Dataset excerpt
----
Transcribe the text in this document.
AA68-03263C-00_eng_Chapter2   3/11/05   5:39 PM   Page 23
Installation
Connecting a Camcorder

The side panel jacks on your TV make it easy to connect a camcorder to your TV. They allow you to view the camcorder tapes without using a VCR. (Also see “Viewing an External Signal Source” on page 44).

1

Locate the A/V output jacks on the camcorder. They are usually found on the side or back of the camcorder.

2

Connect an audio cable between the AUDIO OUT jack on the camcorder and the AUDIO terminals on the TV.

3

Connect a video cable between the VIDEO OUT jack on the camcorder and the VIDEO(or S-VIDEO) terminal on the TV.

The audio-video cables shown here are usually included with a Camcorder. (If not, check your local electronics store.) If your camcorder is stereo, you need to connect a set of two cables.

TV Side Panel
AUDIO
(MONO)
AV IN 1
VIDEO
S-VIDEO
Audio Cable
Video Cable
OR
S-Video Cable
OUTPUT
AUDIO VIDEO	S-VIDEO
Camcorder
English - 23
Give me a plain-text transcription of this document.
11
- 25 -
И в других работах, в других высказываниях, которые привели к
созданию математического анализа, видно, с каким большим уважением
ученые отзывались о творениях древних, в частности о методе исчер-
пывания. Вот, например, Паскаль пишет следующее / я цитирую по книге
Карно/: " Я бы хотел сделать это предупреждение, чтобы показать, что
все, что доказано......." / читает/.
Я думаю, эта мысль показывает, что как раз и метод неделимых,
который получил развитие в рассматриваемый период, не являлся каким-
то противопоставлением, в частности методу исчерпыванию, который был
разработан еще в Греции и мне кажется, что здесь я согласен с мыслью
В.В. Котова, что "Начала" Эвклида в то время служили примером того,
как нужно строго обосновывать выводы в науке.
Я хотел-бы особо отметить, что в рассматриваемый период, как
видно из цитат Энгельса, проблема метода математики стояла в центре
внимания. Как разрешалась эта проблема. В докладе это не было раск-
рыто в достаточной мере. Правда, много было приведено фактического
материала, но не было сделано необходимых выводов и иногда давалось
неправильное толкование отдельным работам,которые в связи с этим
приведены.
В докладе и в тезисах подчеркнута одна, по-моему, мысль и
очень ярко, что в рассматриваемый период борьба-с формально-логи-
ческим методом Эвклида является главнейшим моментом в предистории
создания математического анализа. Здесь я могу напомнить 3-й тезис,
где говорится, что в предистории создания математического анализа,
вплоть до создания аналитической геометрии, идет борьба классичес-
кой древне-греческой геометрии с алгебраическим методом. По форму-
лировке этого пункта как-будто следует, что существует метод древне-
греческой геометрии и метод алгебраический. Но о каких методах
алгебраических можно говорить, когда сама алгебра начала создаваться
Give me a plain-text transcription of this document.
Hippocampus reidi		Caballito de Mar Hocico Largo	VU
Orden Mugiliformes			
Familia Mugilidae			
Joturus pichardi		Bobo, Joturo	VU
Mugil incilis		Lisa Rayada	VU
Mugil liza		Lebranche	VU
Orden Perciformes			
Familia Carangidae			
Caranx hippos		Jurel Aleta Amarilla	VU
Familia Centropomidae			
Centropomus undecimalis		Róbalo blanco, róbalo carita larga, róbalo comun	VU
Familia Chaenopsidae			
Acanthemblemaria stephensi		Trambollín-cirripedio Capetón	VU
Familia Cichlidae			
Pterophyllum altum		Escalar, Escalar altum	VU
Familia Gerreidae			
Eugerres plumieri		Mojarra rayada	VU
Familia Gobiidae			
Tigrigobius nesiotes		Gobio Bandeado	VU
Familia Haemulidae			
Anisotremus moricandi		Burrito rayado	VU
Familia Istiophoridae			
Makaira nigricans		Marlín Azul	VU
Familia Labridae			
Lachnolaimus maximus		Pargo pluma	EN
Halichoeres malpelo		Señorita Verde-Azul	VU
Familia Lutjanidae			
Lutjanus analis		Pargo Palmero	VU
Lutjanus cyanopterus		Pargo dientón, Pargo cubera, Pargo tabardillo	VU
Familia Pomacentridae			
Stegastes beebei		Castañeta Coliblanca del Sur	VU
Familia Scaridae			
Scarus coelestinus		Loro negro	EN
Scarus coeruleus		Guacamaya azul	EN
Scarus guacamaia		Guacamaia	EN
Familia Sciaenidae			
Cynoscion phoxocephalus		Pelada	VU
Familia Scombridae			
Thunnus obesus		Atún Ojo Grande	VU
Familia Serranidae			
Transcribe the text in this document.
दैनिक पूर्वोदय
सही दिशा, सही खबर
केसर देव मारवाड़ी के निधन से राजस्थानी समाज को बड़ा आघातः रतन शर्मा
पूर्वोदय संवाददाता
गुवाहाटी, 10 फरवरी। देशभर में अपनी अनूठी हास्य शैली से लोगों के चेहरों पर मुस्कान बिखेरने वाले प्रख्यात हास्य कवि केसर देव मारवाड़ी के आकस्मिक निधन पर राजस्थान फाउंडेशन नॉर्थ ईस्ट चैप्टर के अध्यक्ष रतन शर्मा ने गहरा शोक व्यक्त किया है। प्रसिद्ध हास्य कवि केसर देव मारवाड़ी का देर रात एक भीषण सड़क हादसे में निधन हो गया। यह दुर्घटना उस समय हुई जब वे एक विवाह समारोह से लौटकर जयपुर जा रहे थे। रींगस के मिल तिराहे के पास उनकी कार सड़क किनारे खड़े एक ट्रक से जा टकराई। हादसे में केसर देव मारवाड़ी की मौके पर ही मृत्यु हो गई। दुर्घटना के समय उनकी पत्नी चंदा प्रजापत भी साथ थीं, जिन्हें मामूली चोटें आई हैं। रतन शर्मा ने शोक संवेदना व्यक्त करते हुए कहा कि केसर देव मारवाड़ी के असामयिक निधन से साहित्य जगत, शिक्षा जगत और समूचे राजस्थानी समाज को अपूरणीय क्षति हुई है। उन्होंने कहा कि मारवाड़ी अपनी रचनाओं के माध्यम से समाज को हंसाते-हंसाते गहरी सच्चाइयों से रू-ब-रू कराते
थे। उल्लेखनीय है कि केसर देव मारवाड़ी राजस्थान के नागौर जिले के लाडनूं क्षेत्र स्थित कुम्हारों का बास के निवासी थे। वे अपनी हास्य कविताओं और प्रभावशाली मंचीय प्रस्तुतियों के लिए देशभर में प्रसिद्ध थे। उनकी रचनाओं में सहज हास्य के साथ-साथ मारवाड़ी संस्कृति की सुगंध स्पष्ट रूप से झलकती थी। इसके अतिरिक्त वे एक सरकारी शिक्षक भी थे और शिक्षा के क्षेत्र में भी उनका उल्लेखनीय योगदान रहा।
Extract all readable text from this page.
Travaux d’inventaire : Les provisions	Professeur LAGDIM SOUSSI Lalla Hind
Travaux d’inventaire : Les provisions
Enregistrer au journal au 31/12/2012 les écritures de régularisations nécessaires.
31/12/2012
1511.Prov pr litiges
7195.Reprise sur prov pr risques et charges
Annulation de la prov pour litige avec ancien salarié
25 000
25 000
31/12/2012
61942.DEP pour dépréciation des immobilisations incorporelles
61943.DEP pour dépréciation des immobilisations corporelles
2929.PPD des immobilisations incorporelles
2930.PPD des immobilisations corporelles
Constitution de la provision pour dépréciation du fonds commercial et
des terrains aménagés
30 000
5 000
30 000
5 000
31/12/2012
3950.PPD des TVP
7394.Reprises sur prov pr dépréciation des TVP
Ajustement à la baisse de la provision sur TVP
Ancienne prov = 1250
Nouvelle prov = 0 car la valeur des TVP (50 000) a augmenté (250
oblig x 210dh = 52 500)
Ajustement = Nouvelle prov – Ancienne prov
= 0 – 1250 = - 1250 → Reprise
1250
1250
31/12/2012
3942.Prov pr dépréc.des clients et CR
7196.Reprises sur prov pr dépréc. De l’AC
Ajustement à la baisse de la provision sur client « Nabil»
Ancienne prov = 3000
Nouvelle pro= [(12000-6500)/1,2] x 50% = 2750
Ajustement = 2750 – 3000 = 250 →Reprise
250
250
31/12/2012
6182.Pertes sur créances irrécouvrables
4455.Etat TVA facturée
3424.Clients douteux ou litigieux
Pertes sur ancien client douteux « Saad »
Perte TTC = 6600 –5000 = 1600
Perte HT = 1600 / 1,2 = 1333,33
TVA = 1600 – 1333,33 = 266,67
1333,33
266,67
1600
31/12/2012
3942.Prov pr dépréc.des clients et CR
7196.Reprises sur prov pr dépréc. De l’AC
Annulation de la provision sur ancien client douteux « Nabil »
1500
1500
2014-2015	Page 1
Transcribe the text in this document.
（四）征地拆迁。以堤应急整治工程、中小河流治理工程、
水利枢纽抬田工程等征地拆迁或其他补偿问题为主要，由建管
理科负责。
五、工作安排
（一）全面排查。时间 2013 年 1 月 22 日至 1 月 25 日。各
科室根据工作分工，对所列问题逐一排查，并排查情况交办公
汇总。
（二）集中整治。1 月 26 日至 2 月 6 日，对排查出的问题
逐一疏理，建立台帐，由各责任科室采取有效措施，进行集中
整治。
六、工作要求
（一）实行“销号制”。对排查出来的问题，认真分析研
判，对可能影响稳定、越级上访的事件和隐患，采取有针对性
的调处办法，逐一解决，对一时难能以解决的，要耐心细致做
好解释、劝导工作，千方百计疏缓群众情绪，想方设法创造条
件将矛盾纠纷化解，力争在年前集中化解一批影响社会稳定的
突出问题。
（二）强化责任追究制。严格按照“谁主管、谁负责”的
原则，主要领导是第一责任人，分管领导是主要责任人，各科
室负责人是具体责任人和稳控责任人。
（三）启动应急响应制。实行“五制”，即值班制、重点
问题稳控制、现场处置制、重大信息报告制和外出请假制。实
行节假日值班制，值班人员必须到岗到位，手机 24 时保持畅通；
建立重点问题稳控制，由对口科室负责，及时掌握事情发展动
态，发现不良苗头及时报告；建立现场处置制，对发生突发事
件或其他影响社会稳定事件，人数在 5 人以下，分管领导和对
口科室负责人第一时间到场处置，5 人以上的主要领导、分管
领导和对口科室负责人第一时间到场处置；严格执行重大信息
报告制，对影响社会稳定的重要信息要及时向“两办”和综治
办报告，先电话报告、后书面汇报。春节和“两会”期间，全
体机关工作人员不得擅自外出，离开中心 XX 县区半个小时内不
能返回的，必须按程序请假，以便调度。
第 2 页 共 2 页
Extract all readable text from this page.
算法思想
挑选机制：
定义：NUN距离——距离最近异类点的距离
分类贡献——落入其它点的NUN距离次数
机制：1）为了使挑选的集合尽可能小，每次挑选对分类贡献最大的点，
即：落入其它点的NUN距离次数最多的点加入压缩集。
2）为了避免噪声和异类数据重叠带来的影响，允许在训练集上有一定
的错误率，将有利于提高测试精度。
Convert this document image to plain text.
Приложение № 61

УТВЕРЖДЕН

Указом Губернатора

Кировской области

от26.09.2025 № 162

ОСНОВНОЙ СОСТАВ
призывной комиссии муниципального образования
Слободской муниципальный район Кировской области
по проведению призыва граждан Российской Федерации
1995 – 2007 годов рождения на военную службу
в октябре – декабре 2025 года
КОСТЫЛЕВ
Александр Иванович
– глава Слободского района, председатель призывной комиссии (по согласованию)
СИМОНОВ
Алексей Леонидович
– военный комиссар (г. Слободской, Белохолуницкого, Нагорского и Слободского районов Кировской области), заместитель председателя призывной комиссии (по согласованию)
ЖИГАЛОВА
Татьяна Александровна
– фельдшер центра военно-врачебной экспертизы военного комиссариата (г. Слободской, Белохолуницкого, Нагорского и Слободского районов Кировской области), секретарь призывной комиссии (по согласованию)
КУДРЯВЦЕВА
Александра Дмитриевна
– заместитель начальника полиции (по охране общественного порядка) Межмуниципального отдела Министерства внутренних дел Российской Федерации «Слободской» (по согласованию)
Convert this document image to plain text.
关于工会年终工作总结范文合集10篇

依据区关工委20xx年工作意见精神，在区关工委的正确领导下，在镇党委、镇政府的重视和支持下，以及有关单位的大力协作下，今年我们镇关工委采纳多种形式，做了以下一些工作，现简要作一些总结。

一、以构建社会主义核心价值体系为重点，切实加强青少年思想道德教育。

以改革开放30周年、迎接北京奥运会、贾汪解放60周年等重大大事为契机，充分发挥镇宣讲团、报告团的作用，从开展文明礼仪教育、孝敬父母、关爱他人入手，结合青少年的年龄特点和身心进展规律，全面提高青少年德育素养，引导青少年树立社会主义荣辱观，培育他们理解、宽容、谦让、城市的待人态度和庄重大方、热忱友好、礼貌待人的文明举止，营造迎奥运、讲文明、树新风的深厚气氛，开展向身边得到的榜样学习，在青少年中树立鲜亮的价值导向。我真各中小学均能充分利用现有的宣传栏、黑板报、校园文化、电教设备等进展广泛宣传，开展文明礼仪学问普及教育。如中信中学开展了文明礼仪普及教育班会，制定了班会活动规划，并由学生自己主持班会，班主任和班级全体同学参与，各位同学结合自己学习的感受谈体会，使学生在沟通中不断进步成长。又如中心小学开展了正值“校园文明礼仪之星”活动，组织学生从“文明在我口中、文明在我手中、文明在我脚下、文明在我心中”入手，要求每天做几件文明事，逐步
----
Brief: Collect each line containing the string "Travaux".

Task output:
Travaux d’inventaire : Les provisions	Professeur LAGDIM SOUSSI Lalla Hind
Travaux d’inventaire : Les provisions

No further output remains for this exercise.